**Dataset excerpts**
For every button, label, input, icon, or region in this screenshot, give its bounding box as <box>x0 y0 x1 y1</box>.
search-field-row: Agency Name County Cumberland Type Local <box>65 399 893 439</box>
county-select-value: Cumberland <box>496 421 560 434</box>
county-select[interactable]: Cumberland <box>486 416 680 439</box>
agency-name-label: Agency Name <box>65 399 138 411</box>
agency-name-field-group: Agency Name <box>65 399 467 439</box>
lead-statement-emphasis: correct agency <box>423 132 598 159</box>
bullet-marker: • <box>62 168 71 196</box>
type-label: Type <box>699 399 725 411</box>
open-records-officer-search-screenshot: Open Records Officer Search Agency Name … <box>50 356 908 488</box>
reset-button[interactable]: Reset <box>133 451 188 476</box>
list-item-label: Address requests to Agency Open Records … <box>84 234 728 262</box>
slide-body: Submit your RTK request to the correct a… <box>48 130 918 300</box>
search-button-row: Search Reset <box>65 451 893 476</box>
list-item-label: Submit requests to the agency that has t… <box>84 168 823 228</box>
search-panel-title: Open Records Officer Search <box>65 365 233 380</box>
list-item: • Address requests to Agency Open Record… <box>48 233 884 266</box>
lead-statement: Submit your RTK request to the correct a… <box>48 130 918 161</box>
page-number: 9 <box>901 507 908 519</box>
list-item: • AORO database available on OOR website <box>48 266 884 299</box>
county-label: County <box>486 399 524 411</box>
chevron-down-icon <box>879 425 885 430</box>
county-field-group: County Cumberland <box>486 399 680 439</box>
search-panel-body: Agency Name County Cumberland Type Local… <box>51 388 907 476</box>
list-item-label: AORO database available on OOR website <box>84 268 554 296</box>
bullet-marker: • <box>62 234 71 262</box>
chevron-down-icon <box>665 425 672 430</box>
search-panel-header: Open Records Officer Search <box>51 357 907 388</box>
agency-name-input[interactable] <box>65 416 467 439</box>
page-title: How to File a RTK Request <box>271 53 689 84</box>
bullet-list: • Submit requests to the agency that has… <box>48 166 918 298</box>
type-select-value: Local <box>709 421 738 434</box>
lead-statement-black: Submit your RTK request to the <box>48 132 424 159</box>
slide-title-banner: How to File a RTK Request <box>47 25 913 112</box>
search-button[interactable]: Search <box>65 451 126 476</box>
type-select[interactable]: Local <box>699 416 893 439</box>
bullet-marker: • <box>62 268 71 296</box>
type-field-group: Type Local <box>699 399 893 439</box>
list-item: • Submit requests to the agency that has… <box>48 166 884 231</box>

**Work instructions**
Copy all of the records above line for line, changing nothing.

**Solution to this exercise**
For every button, label, input, icon, or region in this screenshot, give its bounding box as <box>x0 y0 x1 y1</box>.
search-field-row: Agency Name County Cumberland Type Local <box>65 399 893 439</box>
county-select-value: Cumberland <box>496 421 560 434</box>
county-select[interactable]: Cumberland <box>486 416 680 439</box>
agency-name-label: Agency Name <box>65 399 138 411</box>
agency-name-field-group: Agency Name <box>65 399 467 439</box>
lead-statement-emphasis: correct agency <box>423 132 598 159</box>
bullet-marker: • <box>62 168 71 196</box>
type-label: Type <box>699 399 725 411</box>
open-records-officer-search-screenshot: Open Records Officer Search Agency Name … <box>50 356 908 488</box>
reset-button[interactable]: Reset <box>133 451 188 476</box>
list-item-label: Address requests to Agency Open Records … <box>84 234 728 262</box>
slide-body: Submit your RTK request to the correct a… <box>48 130 918 300</box>
search-button-row: Search Reset <box>65 451 893 476</box>
list-item-label: Submit requests to the agency that has t… <box>84 168 823 228</box>
search-panel-title: Open Records Officer Search <box>65 365 233 380</box>
list-item: • Address requests to Agency Open Record… <box>48 233 884 266</box>
lead-statement: Submit your RTK request to the correct a… <box>48 130 918 161</box>
page-number: 9 <box>901 507 908 519</box>
list-item: • AORO database available on OOR website <box>48 266 884 299</box>
county-label: County <box>486 399 524 411</box>
chevron-down-icon <box>879 425 885 430</box>
county-field-group: County Cumberland <box>486 399 680 439</box>
search-panel-body: Agency Name County Cumberland Type Local… <box>51 388 907 476</box>
list-item-label: AORO database available on OOR website <box>84 268 554 296</box>
bullet-marker: • <box>62 234 71 262</box>
chevron-down-icon <box>665 425 672 430</box>
search-panel-header: Open Records Officer Search <box>51 357 907 388</box>
agency-name-input[interactable] <box>65 416 467 439</box>
page-title: How to File a RTK Request <box>271 53 689 84</box>
bullet-list: • Submit requests to the agency that has… <box>48 166 918 298</box>
type-select-value: Local <box>709 421 738 434</box>
lead-statement-black: Submit your RTK request to the <box>48 132 424 159</box>
slide-title-banner: How to File a RTK Request <box>47 25 913 112</box>
search-button[interactable]: Search <box>65 451 126 476</box>
type-select[interactable]: Local <box>699 416 893 439</box>
bullet-marker: • <box>62 268 71 296</box>
type-field-group: Type Local <box>699 399 893 439</box>
list-item: • Submit requests to the agency that has… <box>48 166 884 231</box>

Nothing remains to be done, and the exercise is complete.